● **What the task requires**:
Please return the full listing below without altering anything.

Dataset items
— Start —

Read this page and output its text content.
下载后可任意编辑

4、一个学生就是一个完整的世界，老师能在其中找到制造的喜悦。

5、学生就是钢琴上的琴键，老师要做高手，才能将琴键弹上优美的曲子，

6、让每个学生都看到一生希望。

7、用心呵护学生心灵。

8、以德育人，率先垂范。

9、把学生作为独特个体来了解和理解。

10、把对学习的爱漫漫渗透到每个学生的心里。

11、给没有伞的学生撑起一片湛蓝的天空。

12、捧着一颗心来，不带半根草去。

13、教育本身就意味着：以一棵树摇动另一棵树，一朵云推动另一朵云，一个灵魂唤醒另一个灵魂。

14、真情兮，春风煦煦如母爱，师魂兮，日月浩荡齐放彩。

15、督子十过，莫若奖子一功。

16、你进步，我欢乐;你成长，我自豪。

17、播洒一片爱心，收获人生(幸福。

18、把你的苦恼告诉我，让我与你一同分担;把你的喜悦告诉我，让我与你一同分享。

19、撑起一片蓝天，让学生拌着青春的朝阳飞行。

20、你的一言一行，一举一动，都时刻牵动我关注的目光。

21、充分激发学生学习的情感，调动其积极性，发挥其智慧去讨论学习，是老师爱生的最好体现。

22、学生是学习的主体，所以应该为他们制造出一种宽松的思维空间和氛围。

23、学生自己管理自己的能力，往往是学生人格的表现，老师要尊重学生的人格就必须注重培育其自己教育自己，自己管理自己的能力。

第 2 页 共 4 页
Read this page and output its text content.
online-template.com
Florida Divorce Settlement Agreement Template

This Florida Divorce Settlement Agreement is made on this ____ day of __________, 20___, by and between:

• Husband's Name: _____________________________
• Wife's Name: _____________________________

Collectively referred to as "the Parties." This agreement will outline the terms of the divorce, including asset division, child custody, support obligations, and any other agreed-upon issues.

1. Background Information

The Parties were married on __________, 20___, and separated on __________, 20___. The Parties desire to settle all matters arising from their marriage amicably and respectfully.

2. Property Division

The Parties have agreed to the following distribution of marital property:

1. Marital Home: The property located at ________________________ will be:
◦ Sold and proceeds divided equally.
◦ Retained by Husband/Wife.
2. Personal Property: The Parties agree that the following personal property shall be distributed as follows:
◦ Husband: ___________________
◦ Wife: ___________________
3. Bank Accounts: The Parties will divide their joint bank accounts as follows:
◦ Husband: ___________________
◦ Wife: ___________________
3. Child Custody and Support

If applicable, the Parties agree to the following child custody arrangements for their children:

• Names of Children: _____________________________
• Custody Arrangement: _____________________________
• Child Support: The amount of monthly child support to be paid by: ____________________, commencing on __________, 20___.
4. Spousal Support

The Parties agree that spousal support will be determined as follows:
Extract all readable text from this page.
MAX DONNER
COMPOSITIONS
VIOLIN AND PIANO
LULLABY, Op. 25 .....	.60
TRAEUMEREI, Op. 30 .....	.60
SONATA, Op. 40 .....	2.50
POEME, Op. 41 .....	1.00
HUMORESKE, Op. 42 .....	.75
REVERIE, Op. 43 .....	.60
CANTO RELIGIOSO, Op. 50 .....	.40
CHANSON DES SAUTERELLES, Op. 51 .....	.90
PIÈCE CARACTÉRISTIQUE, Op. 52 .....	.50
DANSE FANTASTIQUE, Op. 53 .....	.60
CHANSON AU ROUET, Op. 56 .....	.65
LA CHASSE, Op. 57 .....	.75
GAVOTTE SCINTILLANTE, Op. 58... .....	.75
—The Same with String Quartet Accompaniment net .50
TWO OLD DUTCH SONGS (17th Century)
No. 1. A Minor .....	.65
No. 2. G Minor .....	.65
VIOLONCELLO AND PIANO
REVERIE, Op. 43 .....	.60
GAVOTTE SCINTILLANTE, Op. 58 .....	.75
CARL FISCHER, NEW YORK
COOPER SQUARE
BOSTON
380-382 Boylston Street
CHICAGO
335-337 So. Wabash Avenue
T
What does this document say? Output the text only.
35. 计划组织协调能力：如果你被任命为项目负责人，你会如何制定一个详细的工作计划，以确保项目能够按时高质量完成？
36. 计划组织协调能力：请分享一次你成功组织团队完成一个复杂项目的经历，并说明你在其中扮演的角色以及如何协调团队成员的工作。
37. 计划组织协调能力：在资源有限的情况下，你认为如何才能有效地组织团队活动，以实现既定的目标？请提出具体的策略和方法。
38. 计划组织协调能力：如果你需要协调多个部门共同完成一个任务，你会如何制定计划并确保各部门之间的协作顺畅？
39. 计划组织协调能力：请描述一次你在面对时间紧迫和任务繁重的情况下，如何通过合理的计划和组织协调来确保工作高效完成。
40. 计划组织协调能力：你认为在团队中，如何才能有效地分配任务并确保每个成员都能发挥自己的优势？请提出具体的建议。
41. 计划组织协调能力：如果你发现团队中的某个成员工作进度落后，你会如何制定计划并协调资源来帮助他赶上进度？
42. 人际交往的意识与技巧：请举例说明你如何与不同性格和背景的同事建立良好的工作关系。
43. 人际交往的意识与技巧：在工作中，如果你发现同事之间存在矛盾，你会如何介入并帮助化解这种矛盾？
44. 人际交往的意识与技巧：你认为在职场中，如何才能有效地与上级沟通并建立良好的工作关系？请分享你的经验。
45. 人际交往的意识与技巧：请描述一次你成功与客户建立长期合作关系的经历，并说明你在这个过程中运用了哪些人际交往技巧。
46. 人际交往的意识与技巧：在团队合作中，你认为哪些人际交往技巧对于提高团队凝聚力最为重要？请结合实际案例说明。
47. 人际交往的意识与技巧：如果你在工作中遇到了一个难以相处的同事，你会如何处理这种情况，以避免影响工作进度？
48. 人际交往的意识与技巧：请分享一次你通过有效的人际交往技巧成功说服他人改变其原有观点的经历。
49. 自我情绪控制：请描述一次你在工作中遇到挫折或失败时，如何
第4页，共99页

— End —

● **Reply**:
Read this page and output its text content.
下载后可任意编辑

4、一个学生就是一个完整的世界，老师能在其中找到制造的喜悦。

5、学生就是钢琴上的琴键，老师要做高手，才能将琴键弹上优美的曲子，

6、让每个学生都看到一生希望。

7、用心呵护学生心灵。

8、以德育人，率先垂范。

9、把学生作为独特个体来了解和理解。

10、把对学习的爱漫漫渗透到每个学生的心里。

11、给没有伞的学生撑起一片湛蓝的天空。

12、捧着一颗心来，不带半根草去。

13、教育本身就意味着：以一棵树摇动另一棵树，一朵云推动另一朵云，一个灵魂唤醒另一个灵魂。

14、真情兮，春风煦煦如母爱，师魂兮，日月浩荡齐放彩。

15、督子十过，莫若奖子一功。

16、你进步，我欢乐;你成长，我自豪。

17、播洒一片爱心，收获人生(幸福。

18、把你的苦恼告诉我，让我与你一同分担;把你的喜悦告诉我，让我与你一同分享。

19、撑起一片蓝天，让学生拌着青春的朝阳飞行。

20、你的一言一行，一举一动，都时刻牵动我关注的目光。

21、充分激发学生学习的情感，调动其积极性，发挥其智慧去讨论学习，是老师爱生的最好体现。

22、学生是学习的主体，所以应该为他们制造出一种宽松的思维空间和氛围。

23、学生自己管理自己的能力，往往是学生人格的表现，老师要尊重学生的人格就必须注重培育其自己教育自己，自己管理自己的能力。

第 2 页 共 4 页
Read this page and output its text content.
online-template.com
Florida Divorce Settlement Agreement Template

This Florida Divorce Settlement Agreement is made on this ____ day of __________, 20___, by and between:

• Husband's Name: _____________________________
• Wife's Name: _____________________________

Collectively referred to as "the Parties." This agreement will outline the terms of the divorce, including asset division, child custody, support obligations, and any other agreed-upon issues.

1. Background Information

The Parties were married on __________, 20___, and separated on __________, 20___. The Parties desire to settle all matters arising from their marriage amicably and respectfully.

2. Property Division

The Parties have agreed to the following distribution of marital property:

1. Marital Home: The property located at ________________________ will be:
◦ Sold and proceeds divided equally.
◦ Retained by Husband/Wife.
2. Personal Property: The Parties agree that the following personal property shall be distributed as follows:
◦ Husband: ___________________
◦ Wife: ___________________
3. Bank Accounts: The Parties will divide their joint bank accounts as follows:
◦ Husband: ___________________
◦ Wife: ___________________
3. Child Custody and Support

If applicable, the Parties agree to the following child custody arrangements for their children:

• Names of Children: _____________________________
• Custody Arrangement: _____________________________
• Child Support: The amount of monthly child support to be paid by: ____________________, commencing on __________, 20___.
4. Spousal Support

The Parties agree that spousal support will be determined as follows:
Extract all readable text from this page.
MAX DONNER
COMPOSITIONS
VIOLIN AND PIANO
LULLABY, Op. 25 .....	.60
TRAEUMEREI, Op. 30 .....	.60
SONATA, Op. 40 .....	2.50
POEME, Op. 41 .....	1.00
HUMORESKE, Op. 42 .....	.75
REVERIE, Op. 43 .....	.60
CANTO RELIGIOSO, Op. 50 .....	.40
CHANSON DES SAUTERELLES, Op. 51 .....	.90
PIÈCE CARACTÉRISTIQUE, Op. 52 .....	.50
DANSE FANTASTIQUE, Op. 53 .....	.60
CHANSON AU ROUET, Op. 56 .....	.65
LA CHASSE, Op. 57 .....	.75
GAVOTTE SCINTILLANTE, Op. 58... .....	.75
—The Same with String Quartet Accompaniment net .50
TWO OLD DUTCH SONGS (17th Century)
No. 1. A Minor .....	.65
No. 2. G Minor .....	.65
VIOLONCELLO AND PIANO
REVERIE, Op. 43 .....	.60
GAVOTTE SCINTILLANTE, Op. 58 .....	.75
CARL FISCHER, NEW YORK
COOPER SQUARE
BOSTON
380-382 Boylston Street
CHICAGO
335-337 So. Wabash Avenue
T
What does this document say? Output the text only.
35. 计划组织协调能力：如果你被任命为项目负责人，你会如何制定一个详细的工作计划，以确保项目能够按时高质量完成？
36. 计划组织协调能力：请分享一次你成功组织团队完成一个复杂项目的经历，并说明你在其中扮演的角色以及如何协调团队成员的工作。
37. 计划组织协调能力：在资源有限的情况下，你认为如何才能有效地组织团队活动，以实现既定的目标？请提出具体的策略和方法。
38. 计划组织协调能力：如果你需要协调多个部门共同完成一个任务，你会如何制定计划并确保各部门之间的协作顺畅？
39. 计划组织协调能力：请描述一次你在面对时间紧迫和任务繁重的情况下，如何通过合理的计划和组织协调来确保工作高效完成。
40. 计划组织协调能力：你认为在团队中，如何才能有效地分配任务并确保每个成员都能发挥自己的优势？请提出具体的建议。
41. 计划组织协调能力：如果你发现团队中的某个成员工作进度落后，你会如何制定计划并协调资源来帮助他赶上进度？
42. 人际交往的意识与技巧：请举例说明你如何与不同性格和背景的同事建立良好的工作关系。
43. 人际交往的意识与技巧：在工作中，如果你发现同事之间存在矛盾，你会如何介入并帮助化解这种矛盾？
44. 人际交往的意识与技巧：你认为在职场中，如何才能有效地与上级沟通并建立良好的工作关系？请分享你的经验。
45. 人际交往的意识与技巧：请描述一次你成功与客户建立长期合作关系的经历，并说明你在这个过程中运用了哪些人际交往技巧。
46. 人际交往的意识与技巧：在团队合作中，你认为哪些人际交往技巧对于提高团队凝聚力最为重要？请结合实际案例说明。
47. 人际交往的意识与技巧：如果你在工作中遇到了一个难以相处的同事，你会如何处理这种情况，以避免影响工作进度？
48. 人际交往的意识与技巧：请分享一次你通过有效的人际交往技巧成功说服他人改变其原有观点的经历。
49. 自我情绪控制：请描述一次你在工作中遇到挫折或失败时，如何
第4页，共99页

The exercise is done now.